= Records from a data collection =
* * * *

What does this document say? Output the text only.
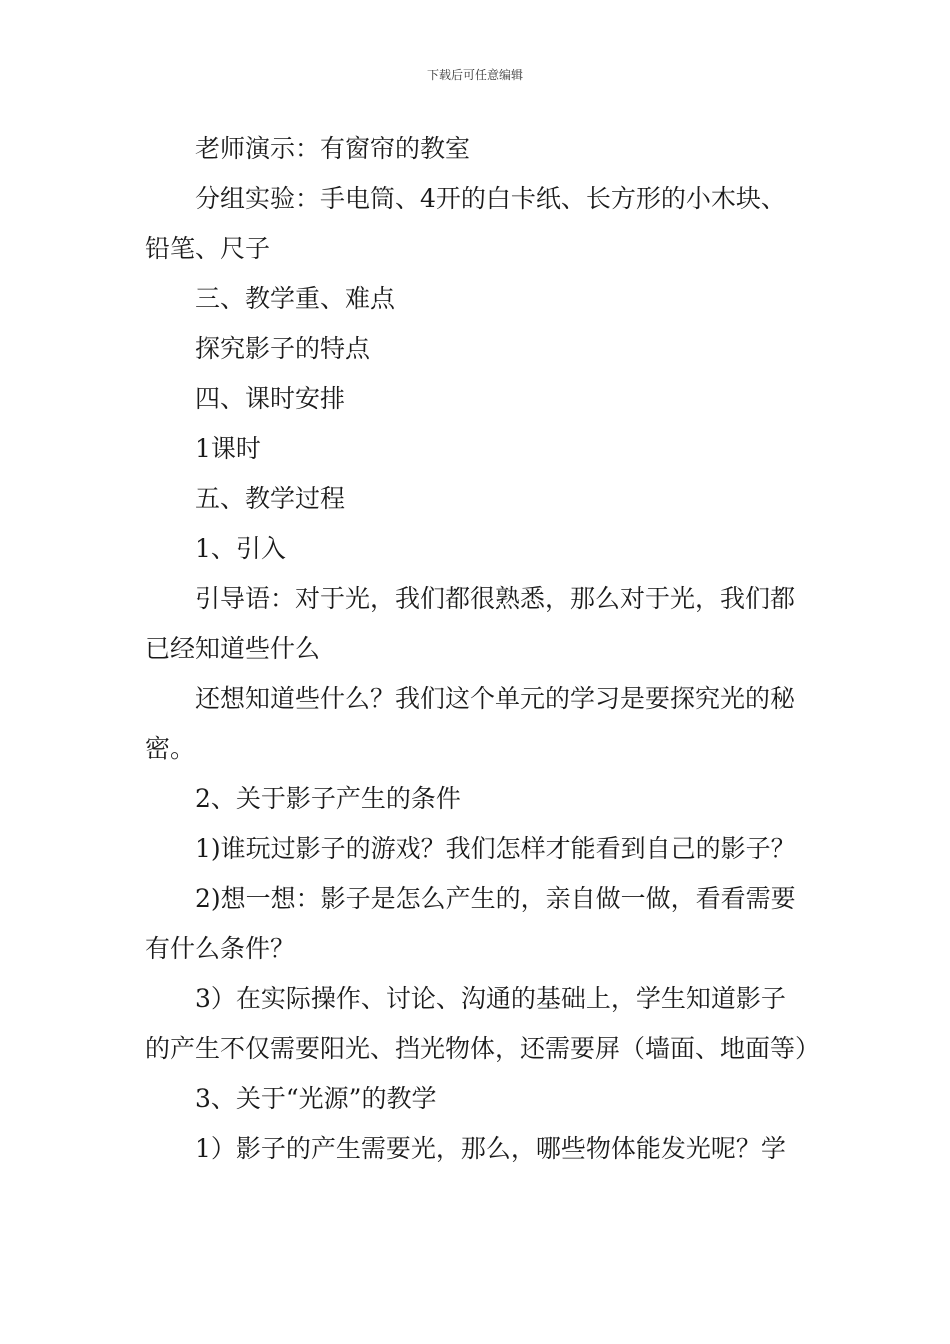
下载后可任意编辑

老师演示：有窗帘的教室

分组实验：手电筒、4开的白卡纸、长方形的小木块、铅笔、尺子

三、教学重、难点

探究影子的特点

四、课时安排

1课时

五、教学过程

1、引入

引导语：对于光，我们都很熟悉，那么对于光，我们都已经知道些什么

还想知道些什么？我们这个单元的学习是要探究光的秘密。

2、关于影子产生的条件

1)谁玩过影子的游戏？我们怎样才能看到自己的影子？

2)想一想：影子是怎么产生的，亲自做一做，看看需要有什么条件？

3）在实际操作、讨论、沟通的基础上，学生知道影子的产生不仅需要阳光、挡光物体，还需要屏（墙面、地面等）

3、关于“光源”的教学

1）影子的产生需要光，那么，哪些物体能发光呢？学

* * * *

= EXERCISE TASK =
Quote the data exactly, leaving every image out of the copy.

= RESULT OF THE EXERCISE =
What does this document say? Output the text only.
下载后可任意编辑

老师演示：有窗帘的教室

分组实验：手电筒、4开的白卡纸、长方形的小木块、铅笔、尺子

三、教学重、难点

探究影子的特点

四、课时安排

1课时

五、教学过程

1、引入

引导语：对于光，我们都很熟悉，那么对于光，我们都已经知道些什么

还想知道些什么？我们这个单元的学习是要探究光的秘密。

2、关于影子产生的条件

1)谁玩过影子的游戏？我们怎样才能看到自己的影子？

2)想一想：影子是怎么产生的，亲自做一做，看看需要有什么条件？

3）在实际操作、讨论、沟通的基础上，学生知道影子的产生不仅需要阳光、挡光物体，还需要屏（墙面、地面等）

3、关于“光源”的教学

1）影子的产生需要光，那么，哪些物体能发光呢？学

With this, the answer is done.